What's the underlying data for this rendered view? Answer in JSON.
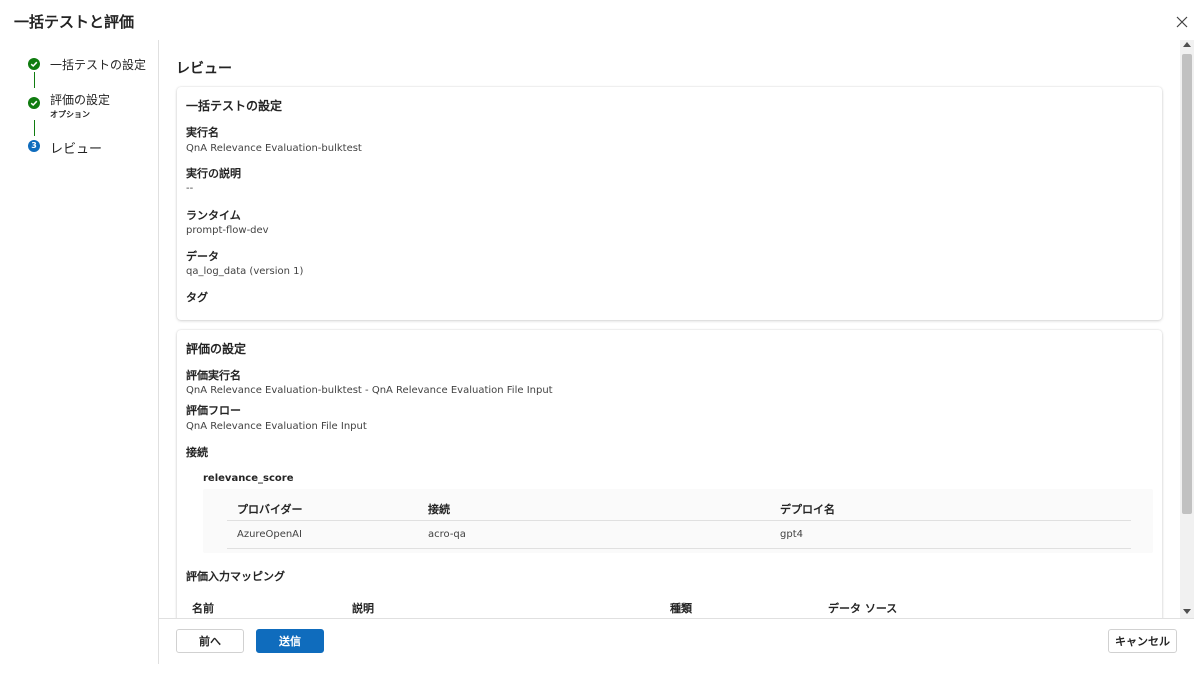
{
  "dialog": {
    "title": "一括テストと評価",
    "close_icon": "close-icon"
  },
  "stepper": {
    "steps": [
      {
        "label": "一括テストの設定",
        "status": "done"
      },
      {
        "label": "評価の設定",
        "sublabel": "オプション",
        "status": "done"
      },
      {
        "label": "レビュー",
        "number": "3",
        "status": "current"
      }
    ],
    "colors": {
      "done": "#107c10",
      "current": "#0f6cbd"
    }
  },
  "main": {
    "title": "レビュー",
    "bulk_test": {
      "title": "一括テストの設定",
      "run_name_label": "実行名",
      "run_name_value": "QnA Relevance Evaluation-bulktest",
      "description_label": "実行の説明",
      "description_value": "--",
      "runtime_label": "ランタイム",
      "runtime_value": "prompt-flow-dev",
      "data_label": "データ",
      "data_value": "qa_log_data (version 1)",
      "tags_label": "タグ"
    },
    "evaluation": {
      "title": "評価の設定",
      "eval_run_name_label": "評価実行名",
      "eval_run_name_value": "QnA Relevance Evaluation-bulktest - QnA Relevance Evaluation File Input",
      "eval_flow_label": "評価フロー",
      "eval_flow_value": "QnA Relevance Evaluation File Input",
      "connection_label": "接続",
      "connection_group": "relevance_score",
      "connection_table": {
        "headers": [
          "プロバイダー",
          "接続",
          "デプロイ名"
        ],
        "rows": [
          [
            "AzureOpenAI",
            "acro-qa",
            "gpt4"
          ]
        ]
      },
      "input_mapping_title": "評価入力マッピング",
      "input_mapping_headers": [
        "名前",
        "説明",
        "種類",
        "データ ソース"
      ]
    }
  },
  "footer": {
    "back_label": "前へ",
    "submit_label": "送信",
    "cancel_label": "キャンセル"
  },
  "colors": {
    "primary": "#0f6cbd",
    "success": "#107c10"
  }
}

--------------------------------------------------

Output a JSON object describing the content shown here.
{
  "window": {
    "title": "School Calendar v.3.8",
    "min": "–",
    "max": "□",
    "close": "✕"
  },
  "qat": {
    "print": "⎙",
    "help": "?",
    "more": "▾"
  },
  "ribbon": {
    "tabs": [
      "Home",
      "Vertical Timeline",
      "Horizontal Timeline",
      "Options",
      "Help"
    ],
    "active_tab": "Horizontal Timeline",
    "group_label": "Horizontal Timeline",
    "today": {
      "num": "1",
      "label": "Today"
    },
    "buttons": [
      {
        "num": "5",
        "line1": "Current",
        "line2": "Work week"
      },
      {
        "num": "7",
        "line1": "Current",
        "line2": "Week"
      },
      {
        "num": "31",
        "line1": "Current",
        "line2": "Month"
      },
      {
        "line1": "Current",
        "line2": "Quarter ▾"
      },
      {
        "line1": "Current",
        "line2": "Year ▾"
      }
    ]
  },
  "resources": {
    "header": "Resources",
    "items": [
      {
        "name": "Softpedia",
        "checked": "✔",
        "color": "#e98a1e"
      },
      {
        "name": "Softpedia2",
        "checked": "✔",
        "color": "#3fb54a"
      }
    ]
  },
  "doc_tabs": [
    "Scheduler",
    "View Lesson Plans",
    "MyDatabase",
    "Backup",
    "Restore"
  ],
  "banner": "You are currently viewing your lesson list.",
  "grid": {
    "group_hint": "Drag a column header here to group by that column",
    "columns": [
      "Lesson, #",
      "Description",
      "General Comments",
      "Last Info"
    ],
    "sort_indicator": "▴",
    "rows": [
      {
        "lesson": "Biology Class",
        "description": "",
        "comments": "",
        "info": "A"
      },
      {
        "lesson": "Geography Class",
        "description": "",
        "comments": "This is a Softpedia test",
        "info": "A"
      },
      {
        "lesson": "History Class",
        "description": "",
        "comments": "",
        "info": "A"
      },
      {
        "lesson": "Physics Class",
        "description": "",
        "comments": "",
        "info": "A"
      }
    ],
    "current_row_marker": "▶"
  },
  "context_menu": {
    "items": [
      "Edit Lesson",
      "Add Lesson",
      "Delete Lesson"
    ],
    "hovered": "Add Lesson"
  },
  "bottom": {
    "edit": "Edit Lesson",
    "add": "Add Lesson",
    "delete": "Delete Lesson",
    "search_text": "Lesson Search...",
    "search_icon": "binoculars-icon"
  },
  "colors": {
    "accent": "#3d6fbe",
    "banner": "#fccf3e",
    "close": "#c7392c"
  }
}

--------------------------------------------------

Look over the listing. Pull out every line with the string "Delete" in it.

_Answer to the problem_
      "Delete Lesson"
    "delete": "Delete Lesson",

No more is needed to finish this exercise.